# Job:
Your task is to write out the complete listing exactly as it is shown.

# Supplied records:

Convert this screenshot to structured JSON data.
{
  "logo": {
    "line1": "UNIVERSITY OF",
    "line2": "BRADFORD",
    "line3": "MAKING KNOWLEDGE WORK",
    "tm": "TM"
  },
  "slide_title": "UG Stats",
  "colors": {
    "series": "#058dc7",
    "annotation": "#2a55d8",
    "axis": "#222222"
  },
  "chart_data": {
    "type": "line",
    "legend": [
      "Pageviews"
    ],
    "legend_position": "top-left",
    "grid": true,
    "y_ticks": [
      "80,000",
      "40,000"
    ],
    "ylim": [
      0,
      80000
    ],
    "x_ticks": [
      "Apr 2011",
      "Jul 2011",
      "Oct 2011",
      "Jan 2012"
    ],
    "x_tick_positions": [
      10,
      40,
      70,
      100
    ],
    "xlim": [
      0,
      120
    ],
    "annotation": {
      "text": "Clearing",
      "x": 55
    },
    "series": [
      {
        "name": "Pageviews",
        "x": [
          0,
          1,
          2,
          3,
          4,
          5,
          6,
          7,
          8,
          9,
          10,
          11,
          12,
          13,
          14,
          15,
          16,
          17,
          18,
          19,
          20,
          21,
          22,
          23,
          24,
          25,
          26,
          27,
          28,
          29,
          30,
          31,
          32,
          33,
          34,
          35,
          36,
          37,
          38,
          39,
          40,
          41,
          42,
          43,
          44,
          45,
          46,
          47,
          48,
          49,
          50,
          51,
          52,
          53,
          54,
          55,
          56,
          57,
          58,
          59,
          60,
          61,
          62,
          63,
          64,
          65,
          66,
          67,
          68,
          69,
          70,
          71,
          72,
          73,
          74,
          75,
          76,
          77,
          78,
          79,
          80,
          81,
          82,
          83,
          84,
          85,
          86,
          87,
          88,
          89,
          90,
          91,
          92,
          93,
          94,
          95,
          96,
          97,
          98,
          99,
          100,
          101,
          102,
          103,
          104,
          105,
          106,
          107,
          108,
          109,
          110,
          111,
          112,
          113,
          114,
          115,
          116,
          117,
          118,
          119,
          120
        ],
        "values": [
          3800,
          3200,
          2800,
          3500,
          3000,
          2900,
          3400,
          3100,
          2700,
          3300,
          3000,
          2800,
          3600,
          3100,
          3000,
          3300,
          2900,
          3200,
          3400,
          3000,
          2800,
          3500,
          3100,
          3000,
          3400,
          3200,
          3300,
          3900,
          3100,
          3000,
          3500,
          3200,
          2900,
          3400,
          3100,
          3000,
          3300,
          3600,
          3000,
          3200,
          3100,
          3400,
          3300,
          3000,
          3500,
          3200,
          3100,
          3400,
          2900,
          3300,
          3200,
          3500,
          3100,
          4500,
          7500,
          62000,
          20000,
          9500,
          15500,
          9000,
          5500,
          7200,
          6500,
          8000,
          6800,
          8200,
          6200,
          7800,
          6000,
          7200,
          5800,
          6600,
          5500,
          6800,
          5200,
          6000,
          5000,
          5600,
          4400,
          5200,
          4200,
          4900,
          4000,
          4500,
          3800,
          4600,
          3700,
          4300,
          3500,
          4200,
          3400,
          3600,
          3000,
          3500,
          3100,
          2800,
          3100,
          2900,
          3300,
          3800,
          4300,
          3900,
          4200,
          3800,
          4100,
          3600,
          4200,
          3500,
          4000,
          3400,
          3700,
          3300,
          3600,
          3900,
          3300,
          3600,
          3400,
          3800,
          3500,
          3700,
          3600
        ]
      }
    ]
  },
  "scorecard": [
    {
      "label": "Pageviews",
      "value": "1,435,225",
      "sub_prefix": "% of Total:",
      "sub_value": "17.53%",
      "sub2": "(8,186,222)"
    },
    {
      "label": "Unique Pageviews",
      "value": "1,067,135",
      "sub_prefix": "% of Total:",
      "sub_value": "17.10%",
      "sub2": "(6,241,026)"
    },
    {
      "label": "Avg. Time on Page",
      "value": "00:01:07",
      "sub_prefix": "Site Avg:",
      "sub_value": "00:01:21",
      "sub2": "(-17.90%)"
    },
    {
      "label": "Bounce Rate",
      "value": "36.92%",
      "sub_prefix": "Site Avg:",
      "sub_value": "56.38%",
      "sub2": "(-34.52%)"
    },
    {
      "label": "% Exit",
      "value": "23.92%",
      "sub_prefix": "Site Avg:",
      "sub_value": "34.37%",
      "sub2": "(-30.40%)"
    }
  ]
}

# Output:
Convert this screenshot to structured JSON data.
{
  "logo": {
    "line1": "UNIVERSITY OF",
    "line2": "BRADFORD",
    "line3": "MAKING KNOWLEDGE WORK",
    "tm": "TM"
  },
  "slide_title": "UG Stats",
  "colors": {
    "series": "#058dc7",
    "annotation": "#2a55d8",
    "axis": "#222222"
  },
  "chart_data": {
    "type": "line",
    "legend": [
      "Pageviews"
    ],
    "legend_position": "top-left",
    "grid": true,
    "y_ticks": [
      "80,000",
      "40,000"
    ],
    "ylim": [
      0,
      80000
    ],
    "x_ticks": [
      "Apr 2011",
      "Jul 2011",
      "Oct 2011",
      "Jan 2012"
    ],
    "x_tick_positions": [
      10,
      40,
      70,
      100
    ],
    "xlim": [
      0,
      120
    ],
    "annotation": {
      "text": "Clearing",
      "x": 55
    },
    "series": [
      {
        "name": "Pageviews",
        "x": [
          0,
          1,
          2,
          3,
          4,
          5,
          6,
          7,
          8,
          9,
          10,
          11,
          12,
          13,
          14,
          15,
          16,
          17,
          18,
          19,
          20,
          21,
          22,
          23,
          24,
          25,
          26,
          27,
          28,
          29,
          30,
          31,
          32,
          33,
          34,
          35,
          36,
          37,
          38,
          39,
          40,
          41,
          42,
          43,
          44,
          45,
          46,
          47,
          48,
          49,
          50,
          51,
          52,
          53,
          54,
          55,
          56,
          57,
          58,
          59,
          60,
          61,
          62,
          63,
          64,
          65,
          66,
          67,
          68,
          69,
          70,
          71,
          72,
          73,
          74,
          75,
          76,
          77,
          78,
          79,
          80,
          81,
          82,
          83,
          84,
          85,
          86,
          87,
          88,
          89,
          90,
          91,
          92,
          93,
          94,
          95,
          96,
          97,
          98,
          99,
          100,
          101,
          102,
          103,
          104,
          105,
          106,
          107,
          108,
          109,
          110,
          111,
          112,
          113,
          114,
          115,
          116,
          117,
          118,
          119,
          120
        ],
        "values": [
          3800,
          3200,
          2800,
          3500,
          3000,
          2900,
          3400,
          3100,
          2700,
          3300,
          3000,
          2800,
          3600,
          3100,
          3000,
          3300,
          2900,
          3200,
          3400,
          3000,
          2800,
          3500,
          3100,
          3000,
          3400,
          3200,
          3300,
          3900,
          3100,
          3000,
          3500,
          3200,
          2900,
          3400,
          3100,
          3000,
          3300,
          3600,
          3000,
          3200,
          3100,
          3400,
          3300,
          3000,
          3500,
          3200,
          3100,
          3400,
          2900,
          3300,
          3200,
          3500,
          3100,
          4500,
          7500,
          62000,
          20000,
          9500,
          15500,
          9000,
          5500,
          7200,
          6500,
          8000,
          6800,
          8200,
          6200,
          7800,
          6000,
          7200,
          5800,
          6600,
          5500,
          6800,
          5200,
          6000,
          5000,
          5600,
          4400,
          5200,
          4200,
          4900,
          4000,
          4500,
          3800,
          4600,
          3700,
          4300,
          3500,
          4200,
          3400,
          3600,
          3000,
          3500,
          3100,
          2800,
          3100,
          2900,
          3300,
          3800,
          4300,
          3900,
          4200,
          3800,
          4100,
          3600,
          4200,
          3500,
          4000,
          3400,
          3700,
          3300,
          3600,
          3900,
          3300,
          3600,
          3400,
          3800,
          3500,
          3700,
          3600
        ]
      }
    ]
  },
  "scorecard": [
    {
      "label": "Pageviews",
      "value": "1,435,225",
      "sub_prefix": "% of Total:",
      "sub_value": "17.53%",
      "sub2": "(8,186,222)"
    },
    {
      "label": "Unique Pageviews",
      "value": "1,067,135",
      "sub_prefix": "% of Total:",
      "sub_value": "17.10%",
      "sub2": "(6,241,026)"
    },
    {
      "label": "Avg. Time on Page",
      "value": "00:01:07",
      "sub_prefix": "Site Avg:",
      "sub_value": "00:01:21",
      "sub2": "(-17.90%)"
    },
    {
      "label": "Bounce Rate",
      "value": "36.92%",
      "sub_prefix": "Site Avg:",
      "sub_value": "56.38%",
      "sub2": "(-34.52%)"
    },
    {
      "label": "% Exit",
      "value": "23.92%",
      "sub_prefix": "Site Avg:",
      "sub_value": "34.37%",
      "sub2": "(-30.40%)"
    }
  ]
}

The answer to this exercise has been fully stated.